Set problem: Every line that holds "Acústico" should be shown.

— start of Records provided —

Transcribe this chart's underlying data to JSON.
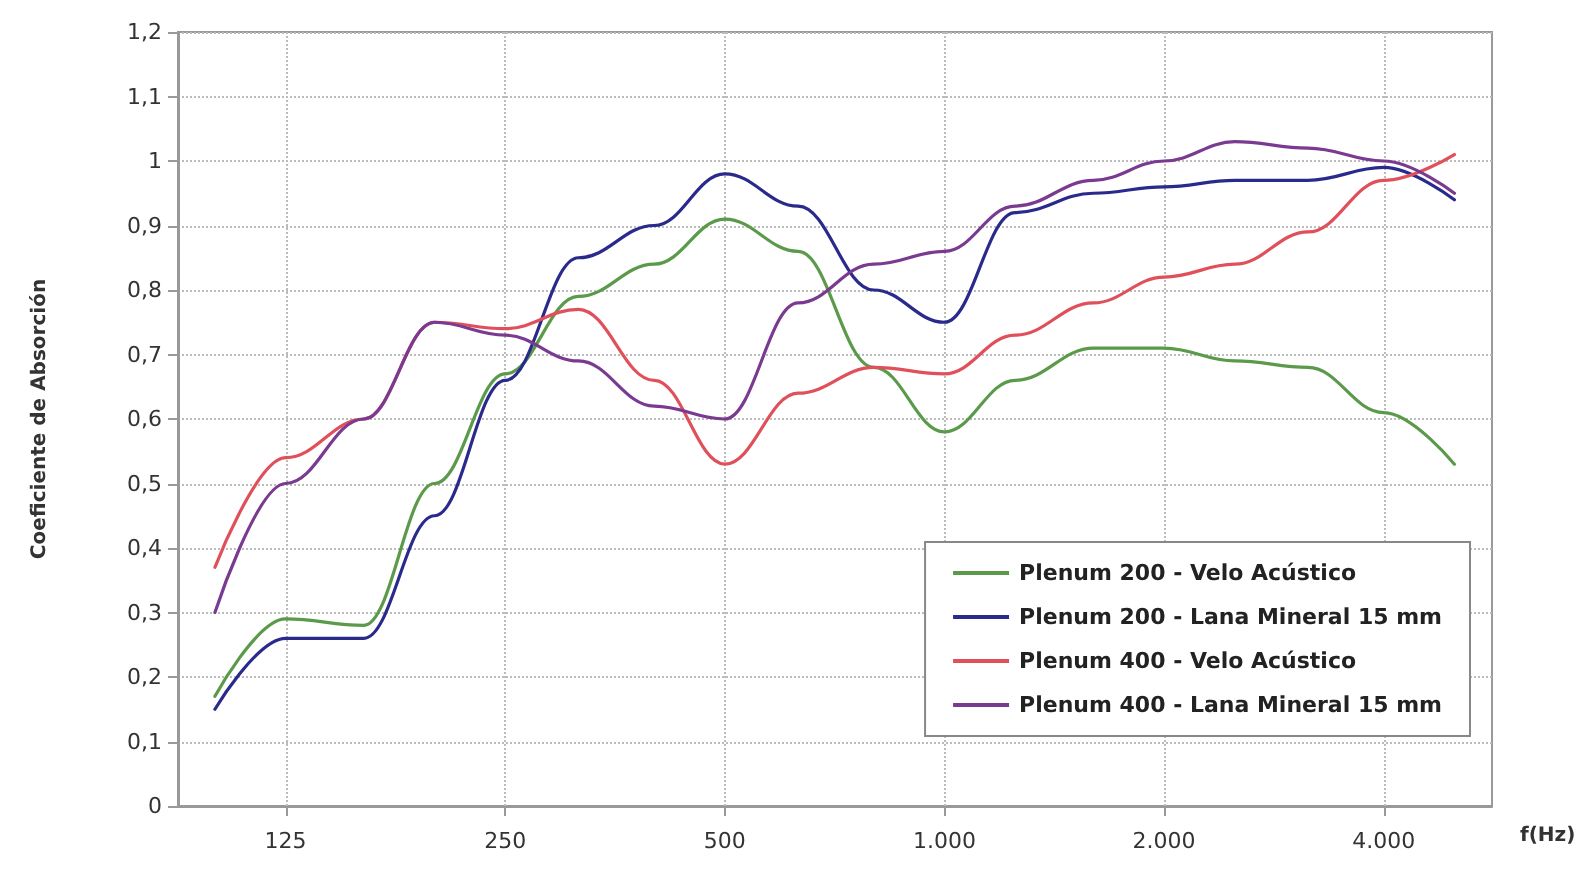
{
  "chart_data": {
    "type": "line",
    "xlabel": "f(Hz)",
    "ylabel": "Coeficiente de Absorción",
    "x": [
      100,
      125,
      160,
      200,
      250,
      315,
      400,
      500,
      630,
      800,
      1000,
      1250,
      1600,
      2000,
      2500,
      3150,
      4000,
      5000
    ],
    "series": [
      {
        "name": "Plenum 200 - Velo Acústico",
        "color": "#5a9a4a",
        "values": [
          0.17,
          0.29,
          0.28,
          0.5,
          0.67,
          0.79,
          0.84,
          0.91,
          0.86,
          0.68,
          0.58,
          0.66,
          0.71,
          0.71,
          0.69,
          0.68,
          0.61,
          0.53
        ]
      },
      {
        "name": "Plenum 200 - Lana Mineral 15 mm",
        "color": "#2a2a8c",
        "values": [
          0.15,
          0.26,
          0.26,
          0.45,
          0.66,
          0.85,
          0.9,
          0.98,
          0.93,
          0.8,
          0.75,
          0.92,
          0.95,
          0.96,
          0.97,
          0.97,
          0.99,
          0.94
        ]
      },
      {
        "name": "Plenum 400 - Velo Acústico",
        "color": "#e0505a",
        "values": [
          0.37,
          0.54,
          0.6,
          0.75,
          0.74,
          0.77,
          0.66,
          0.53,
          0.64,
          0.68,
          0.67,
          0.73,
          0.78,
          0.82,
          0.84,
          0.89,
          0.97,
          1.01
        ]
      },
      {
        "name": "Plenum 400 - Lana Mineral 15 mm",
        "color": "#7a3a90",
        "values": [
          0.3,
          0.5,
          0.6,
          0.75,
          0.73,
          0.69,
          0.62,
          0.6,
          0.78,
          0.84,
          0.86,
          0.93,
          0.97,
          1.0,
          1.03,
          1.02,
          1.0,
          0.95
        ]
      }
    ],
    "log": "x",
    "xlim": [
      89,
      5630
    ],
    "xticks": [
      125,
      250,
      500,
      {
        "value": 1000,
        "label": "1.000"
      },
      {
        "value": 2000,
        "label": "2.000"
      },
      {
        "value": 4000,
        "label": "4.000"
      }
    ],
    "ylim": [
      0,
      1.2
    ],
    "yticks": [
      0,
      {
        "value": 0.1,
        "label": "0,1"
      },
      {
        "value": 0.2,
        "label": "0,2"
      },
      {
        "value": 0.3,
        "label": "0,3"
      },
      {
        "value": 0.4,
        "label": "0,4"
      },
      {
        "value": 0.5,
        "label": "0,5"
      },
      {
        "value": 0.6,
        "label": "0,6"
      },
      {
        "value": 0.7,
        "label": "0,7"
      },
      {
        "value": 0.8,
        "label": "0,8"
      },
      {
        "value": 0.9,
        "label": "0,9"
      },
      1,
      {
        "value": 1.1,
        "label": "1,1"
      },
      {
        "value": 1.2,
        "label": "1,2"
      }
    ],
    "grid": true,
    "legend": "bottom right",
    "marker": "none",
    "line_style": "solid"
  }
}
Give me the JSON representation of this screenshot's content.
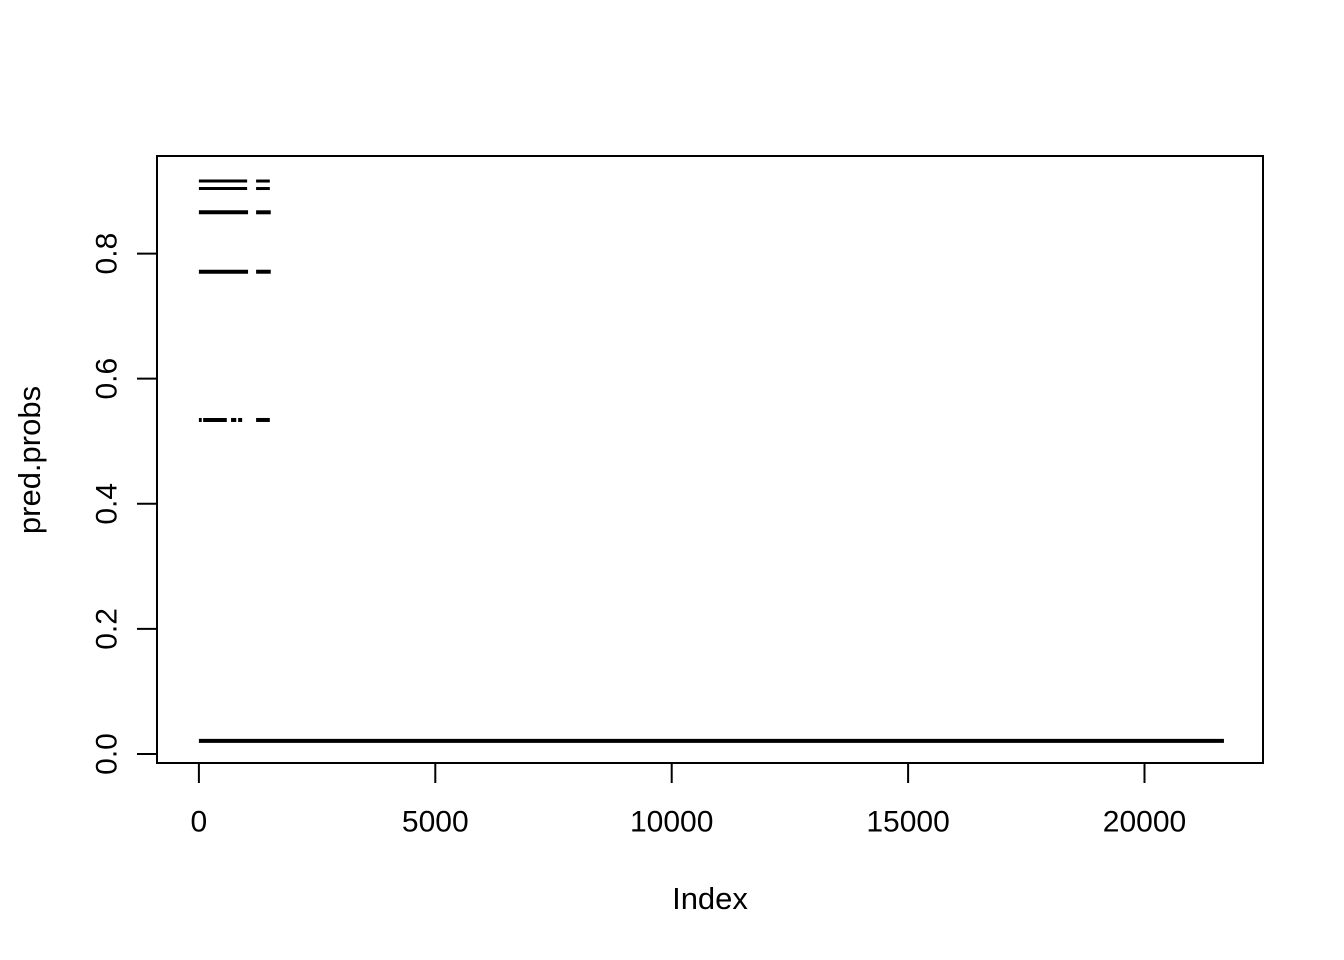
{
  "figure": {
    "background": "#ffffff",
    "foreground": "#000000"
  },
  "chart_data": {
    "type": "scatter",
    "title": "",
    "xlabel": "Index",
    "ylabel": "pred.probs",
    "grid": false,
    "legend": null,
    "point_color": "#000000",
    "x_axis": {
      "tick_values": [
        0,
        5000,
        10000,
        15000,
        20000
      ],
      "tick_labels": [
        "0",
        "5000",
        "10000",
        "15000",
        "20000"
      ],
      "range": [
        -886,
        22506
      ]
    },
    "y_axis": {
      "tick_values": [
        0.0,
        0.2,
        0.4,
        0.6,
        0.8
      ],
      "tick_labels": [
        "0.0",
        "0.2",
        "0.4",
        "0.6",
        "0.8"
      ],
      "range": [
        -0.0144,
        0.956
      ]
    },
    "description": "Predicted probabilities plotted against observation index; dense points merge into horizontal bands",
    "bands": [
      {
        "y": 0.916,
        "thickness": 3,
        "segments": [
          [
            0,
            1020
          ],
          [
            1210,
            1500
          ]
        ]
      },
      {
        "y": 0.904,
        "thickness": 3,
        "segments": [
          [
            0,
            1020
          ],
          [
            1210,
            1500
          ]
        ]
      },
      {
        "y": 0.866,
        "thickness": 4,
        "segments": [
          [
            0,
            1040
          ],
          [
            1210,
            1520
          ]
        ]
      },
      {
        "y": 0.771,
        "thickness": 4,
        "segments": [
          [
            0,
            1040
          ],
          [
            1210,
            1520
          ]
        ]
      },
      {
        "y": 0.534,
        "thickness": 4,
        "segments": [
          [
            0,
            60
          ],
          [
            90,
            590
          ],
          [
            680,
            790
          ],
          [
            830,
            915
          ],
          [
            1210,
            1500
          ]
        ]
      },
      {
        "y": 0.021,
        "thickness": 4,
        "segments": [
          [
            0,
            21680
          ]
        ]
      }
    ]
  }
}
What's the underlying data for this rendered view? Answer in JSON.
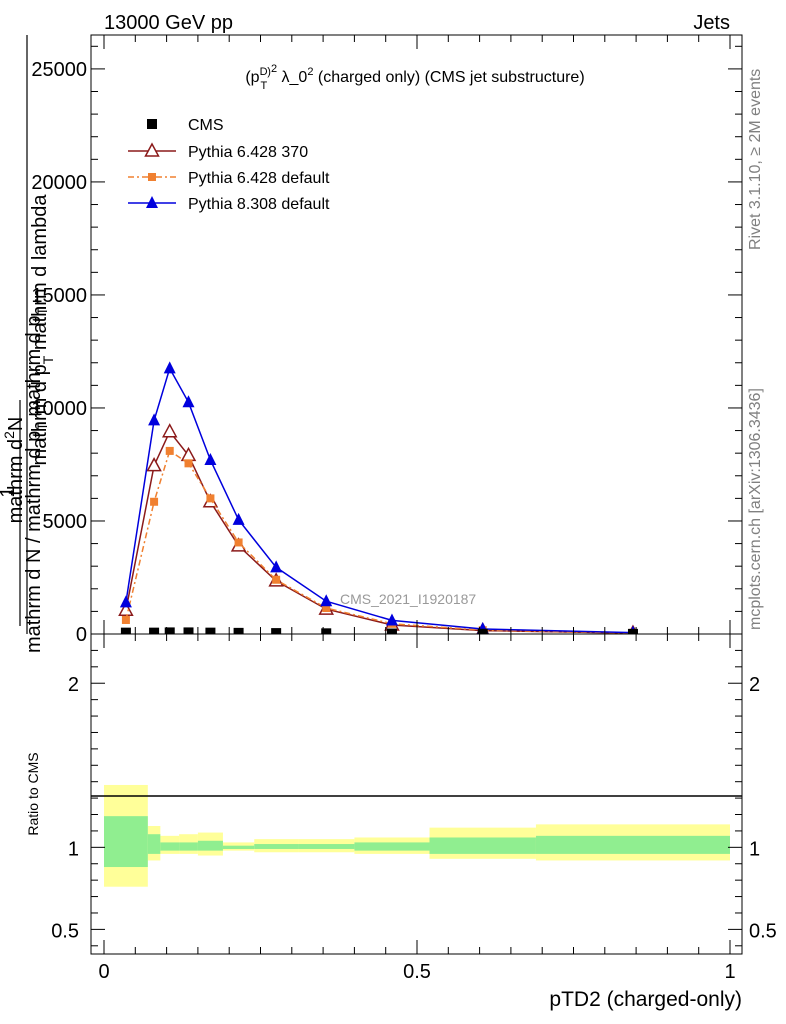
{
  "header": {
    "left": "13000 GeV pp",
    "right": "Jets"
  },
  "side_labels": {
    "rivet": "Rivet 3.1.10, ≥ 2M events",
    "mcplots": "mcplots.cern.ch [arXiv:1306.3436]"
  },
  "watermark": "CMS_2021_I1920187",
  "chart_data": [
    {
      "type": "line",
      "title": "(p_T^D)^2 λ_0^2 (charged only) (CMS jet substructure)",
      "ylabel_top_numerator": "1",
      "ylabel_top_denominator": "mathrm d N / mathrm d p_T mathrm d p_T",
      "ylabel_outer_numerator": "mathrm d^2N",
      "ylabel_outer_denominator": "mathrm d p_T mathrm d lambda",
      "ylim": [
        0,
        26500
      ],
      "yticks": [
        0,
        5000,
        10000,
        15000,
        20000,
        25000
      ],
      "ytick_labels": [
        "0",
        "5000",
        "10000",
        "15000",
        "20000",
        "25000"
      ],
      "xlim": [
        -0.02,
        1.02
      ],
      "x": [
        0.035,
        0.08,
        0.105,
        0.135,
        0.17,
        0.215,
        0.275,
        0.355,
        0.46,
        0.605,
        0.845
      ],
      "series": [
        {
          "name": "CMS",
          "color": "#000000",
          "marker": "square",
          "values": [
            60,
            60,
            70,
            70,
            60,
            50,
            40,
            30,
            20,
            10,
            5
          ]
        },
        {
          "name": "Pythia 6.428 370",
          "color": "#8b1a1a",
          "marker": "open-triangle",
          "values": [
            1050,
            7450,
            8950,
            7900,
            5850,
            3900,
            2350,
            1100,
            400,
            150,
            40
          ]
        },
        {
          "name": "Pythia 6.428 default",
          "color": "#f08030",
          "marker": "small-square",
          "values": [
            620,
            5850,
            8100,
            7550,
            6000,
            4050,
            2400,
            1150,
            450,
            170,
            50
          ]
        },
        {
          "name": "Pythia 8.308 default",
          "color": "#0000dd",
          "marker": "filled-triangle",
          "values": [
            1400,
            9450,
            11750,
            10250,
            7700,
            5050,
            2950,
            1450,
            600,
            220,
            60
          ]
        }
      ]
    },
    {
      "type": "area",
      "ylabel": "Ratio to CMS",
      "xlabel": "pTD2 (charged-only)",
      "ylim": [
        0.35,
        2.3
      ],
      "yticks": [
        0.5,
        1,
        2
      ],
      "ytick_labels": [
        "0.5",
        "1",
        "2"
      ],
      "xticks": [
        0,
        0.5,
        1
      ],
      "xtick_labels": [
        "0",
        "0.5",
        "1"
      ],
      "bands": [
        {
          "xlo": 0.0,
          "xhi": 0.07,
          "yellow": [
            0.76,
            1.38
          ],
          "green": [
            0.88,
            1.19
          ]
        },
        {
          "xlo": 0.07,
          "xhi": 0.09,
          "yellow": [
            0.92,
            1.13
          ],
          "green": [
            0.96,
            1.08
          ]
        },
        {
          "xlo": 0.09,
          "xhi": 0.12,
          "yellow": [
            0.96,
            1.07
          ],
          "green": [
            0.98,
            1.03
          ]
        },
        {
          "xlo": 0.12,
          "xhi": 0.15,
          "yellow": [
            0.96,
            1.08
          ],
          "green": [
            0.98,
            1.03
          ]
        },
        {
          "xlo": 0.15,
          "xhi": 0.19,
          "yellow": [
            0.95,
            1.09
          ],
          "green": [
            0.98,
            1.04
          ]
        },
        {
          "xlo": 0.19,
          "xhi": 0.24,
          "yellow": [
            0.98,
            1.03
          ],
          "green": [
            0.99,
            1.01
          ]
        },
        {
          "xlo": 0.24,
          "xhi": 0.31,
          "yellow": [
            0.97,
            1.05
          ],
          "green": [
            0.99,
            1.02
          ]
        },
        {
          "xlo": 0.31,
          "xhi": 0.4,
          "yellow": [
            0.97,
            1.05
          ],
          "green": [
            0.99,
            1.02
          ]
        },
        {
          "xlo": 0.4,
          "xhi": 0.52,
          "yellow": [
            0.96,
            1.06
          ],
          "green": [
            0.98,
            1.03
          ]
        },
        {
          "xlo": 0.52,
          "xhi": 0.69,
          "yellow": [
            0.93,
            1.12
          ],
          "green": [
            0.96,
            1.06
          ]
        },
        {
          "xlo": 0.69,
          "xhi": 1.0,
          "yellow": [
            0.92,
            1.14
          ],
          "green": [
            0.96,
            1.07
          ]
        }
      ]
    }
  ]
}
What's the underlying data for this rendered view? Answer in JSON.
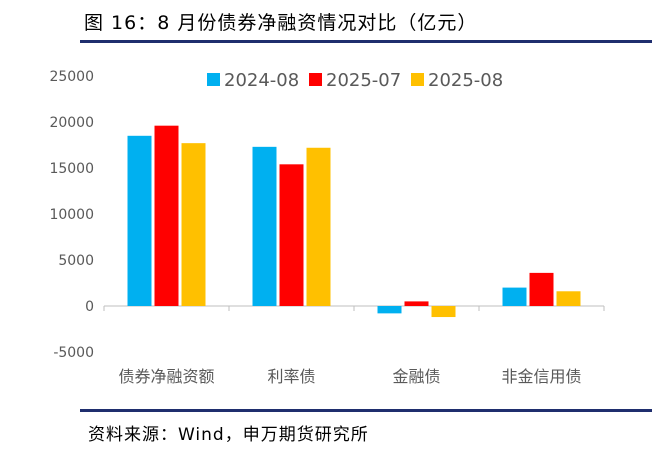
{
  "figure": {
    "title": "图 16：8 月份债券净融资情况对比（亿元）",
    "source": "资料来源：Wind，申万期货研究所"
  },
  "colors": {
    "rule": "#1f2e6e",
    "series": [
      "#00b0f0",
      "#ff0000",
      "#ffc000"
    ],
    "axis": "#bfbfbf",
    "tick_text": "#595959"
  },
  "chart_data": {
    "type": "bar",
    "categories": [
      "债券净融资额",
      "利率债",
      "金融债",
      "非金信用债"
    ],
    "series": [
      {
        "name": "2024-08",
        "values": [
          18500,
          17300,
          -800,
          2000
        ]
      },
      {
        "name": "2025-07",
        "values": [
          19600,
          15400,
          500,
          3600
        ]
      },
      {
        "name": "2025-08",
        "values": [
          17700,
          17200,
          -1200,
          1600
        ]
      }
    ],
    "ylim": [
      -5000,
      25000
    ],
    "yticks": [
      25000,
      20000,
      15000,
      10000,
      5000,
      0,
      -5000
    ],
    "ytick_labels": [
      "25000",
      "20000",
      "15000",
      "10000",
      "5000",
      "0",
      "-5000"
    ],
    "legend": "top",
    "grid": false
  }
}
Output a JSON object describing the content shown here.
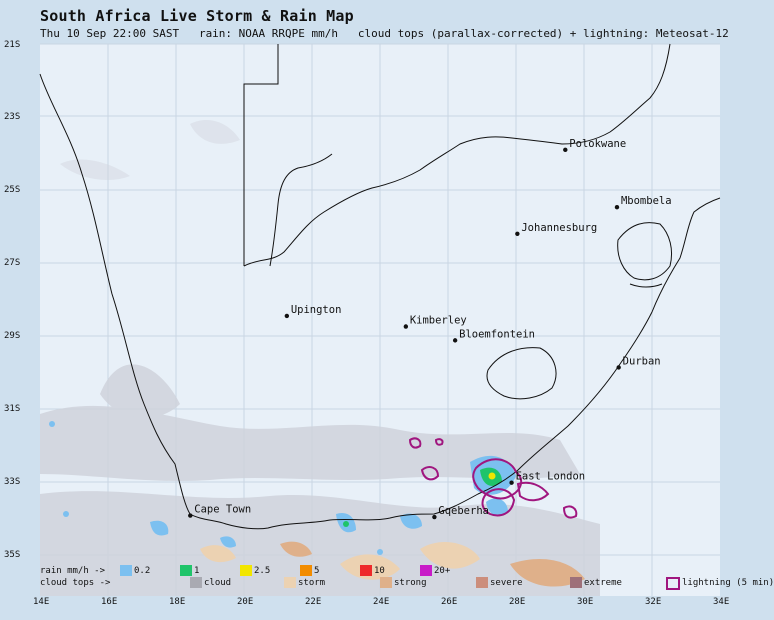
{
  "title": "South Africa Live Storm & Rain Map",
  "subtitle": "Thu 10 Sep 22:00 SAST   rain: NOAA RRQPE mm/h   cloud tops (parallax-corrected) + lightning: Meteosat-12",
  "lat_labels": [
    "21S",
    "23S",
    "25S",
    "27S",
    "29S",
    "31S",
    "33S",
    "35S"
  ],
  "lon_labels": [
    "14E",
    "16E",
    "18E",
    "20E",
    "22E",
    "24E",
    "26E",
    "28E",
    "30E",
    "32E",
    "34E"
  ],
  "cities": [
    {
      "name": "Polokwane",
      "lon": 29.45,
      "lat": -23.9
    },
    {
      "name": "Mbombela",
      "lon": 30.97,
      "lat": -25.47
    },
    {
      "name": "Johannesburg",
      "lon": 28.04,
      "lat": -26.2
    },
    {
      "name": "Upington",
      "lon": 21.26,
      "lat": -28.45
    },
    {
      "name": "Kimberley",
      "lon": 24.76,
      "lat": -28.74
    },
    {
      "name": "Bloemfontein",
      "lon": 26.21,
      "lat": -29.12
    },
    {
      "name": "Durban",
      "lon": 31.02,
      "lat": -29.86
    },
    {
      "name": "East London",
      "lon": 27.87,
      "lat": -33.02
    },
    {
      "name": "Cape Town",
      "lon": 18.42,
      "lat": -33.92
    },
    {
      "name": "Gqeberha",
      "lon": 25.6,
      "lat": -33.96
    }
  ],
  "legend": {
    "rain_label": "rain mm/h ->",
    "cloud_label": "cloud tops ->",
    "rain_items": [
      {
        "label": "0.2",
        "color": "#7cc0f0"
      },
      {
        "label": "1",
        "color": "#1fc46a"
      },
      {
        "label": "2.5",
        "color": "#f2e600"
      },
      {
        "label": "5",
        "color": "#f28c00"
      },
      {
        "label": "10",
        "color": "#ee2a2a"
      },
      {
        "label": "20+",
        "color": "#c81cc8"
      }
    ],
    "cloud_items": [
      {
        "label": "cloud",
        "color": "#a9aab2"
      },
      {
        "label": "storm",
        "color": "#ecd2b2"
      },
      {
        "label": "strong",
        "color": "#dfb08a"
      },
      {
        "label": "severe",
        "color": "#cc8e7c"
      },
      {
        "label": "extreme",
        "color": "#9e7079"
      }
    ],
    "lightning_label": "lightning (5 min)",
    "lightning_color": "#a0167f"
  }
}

— end of Records provided —

Result:
        "name": "Plenum 200 - Velo Acústico",
        "name": "Plenum 400 - Velo Acústico",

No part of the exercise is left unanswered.